Short problem →
Copy each line of the records that holds the string "sustainability".

Records to use →

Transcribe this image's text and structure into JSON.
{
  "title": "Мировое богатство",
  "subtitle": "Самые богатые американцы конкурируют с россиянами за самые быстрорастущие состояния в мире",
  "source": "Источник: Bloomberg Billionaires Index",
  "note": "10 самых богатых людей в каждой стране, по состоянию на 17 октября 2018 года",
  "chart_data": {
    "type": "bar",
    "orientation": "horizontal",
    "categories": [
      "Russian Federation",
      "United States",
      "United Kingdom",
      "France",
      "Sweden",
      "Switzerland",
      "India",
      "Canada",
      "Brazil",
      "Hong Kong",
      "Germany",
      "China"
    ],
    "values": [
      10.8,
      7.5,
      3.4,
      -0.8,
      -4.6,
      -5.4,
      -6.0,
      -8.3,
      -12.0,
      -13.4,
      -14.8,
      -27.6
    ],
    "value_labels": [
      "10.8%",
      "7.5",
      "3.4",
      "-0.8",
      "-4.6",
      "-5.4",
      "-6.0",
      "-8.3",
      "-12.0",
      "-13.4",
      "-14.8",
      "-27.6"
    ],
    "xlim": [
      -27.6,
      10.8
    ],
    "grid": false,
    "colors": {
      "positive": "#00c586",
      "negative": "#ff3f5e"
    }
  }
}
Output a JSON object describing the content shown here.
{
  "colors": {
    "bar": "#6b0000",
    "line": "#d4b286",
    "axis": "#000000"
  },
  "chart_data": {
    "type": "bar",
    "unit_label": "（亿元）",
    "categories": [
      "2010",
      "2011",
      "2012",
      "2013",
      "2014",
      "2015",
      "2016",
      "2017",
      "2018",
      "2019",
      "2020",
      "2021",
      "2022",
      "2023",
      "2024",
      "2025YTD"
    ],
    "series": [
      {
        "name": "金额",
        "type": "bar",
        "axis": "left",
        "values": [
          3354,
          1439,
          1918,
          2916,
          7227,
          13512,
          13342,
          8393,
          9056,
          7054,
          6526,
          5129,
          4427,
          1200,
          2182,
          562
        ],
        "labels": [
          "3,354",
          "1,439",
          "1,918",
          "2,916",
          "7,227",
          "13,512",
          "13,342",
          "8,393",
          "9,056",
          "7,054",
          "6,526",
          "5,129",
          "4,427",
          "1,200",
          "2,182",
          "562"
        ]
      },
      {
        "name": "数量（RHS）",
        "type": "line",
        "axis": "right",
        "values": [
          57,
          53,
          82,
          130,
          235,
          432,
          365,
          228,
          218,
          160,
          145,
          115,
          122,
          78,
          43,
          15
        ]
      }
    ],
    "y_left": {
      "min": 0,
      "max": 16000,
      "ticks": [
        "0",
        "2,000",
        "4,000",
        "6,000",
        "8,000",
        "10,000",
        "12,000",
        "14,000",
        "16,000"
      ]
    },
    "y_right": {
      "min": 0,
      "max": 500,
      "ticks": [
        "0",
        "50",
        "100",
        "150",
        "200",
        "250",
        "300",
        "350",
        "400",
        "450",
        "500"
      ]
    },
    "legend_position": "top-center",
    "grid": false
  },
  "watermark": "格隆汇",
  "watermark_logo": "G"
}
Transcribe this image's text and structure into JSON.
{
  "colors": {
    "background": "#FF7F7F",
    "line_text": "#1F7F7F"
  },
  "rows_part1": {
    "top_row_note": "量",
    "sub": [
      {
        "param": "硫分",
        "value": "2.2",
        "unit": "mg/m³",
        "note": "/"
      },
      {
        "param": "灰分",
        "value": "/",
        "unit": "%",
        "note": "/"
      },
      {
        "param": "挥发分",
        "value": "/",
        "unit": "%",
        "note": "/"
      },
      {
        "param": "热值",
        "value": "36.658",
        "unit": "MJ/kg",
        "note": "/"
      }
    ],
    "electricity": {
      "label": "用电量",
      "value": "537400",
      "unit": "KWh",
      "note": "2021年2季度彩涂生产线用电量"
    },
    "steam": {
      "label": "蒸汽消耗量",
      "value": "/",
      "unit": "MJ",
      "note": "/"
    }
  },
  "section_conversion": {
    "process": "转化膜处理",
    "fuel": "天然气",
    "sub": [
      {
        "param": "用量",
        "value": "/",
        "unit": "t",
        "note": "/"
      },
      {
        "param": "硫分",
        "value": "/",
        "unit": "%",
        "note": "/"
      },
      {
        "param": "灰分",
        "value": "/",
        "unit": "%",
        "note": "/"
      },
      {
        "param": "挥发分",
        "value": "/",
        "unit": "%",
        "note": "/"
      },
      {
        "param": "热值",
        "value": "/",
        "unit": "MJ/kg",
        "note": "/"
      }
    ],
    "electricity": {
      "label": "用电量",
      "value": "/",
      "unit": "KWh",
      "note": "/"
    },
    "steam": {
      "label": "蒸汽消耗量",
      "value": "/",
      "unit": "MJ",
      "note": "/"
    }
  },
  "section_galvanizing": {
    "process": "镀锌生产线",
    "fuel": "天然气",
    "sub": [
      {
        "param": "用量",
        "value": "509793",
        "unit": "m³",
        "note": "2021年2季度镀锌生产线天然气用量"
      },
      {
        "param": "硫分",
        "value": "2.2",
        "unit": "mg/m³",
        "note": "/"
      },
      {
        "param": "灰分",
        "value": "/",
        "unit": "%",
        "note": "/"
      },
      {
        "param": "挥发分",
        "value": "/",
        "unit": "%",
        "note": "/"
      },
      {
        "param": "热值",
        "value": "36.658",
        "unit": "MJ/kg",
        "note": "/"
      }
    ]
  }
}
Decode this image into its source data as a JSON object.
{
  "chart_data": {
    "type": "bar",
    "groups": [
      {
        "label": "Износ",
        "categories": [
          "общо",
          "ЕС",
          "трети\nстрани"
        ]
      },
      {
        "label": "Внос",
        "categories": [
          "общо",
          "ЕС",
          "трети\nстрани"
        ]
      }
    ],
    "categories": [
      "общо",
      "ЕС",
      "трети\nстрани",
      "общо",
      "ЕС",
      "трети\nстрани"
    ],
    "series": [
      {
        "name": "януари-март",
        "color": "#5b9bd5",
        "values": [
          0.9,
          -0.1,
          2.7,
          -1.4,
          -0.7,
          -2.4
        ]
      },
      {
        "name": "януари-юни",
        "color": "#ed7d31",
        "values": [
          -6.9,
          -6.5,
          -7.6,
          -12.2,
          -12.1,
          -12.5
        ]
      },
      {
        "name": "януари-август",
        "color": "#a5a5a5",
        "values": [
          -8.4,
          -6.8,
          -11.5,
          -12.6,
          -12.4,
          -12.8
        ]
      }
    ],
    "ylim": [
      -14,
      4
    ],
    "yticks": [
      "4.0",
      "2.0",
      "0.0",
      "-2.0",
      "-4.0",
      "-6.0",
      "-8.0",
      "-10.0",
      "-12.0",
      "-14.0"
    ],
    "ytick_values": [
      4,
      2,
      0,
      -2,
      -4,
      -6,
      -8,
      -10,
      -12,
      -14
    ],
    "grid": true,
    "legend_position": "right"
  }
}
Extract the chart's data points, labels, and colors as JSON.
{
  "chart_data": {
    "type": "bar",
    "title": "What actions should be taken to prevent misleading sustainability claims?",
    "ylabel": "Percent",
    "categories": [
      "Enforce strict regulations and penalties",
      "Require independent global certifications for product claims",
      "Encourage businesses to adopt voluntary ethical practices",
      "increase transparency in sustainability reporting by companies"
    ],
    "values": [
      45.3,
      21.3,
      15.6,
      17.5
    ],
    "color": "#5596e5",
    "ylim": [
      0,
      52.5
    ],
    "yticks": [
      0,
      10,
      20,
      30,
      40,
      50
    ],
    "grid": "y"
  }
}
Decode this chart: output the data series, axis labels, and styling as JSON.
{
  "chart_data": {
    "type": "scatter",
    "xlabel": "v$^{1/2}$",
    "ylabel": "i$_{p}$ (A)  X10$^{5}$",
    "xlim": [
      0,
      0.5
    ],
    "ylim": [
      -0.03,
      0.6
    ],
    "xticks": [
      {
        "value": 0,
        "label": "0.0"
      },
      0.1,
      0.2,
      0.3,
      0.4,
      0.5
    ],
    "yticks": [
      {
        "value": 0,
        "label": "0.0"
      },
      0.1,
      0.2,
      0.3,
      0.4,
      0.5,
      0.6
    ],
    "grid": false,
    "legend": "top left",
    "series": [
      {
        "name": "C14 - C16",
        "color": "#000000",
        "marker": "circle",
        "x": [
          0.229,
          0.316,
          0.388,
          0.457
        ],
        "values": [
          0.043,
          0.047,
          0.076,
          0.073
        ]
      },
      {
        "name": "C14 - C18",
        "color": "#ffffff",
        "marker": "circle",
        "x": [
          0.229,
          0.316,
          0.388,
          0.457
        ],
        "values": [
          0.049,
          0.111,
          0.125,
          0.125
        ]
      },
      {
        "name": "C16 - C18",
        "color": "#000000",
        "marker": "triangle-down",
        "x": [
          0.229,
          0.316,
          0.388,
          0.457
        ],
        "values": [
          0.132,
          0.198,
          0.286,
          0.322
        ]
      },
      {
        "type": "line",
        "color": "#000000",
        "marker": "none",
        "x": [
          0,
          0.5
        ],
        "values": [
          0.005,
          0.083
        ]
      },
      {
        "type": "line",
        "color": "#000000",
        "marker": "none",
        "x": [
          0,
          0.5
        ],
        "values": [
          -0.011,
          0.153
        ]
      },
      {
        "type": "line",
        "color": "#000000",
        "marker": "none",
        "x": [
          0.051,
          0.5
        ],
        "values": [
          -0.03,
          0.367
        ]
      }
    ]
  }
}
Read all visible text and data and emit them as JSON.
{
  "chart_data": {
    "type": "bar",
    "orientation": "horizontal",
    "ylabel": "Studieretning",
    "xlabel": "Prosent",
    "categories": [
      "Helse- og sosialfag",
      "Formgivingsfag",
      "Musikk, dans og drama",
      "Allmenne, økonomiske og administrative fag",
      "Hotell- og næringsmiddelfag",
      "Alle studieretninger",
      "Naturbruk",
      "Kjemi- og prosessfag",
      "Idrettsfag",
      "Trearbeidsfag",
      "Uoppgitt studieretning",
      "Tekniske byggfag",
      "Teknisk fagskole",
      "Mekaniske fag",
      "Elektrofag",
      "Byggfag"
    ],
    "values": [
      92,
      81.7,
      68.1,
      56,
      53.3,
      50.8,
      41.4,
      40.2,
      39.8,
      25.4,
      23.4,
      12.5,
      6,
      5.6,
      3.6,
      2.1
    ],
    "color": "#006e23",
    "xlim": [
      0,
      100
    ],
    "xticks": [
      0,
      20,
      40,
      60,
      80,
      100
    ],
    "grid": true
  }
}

Exercise answer →
    "title": "What actions should be taken to prevent misleading sustainability claims?",
      "increase transparency in sustainability reporting by companies"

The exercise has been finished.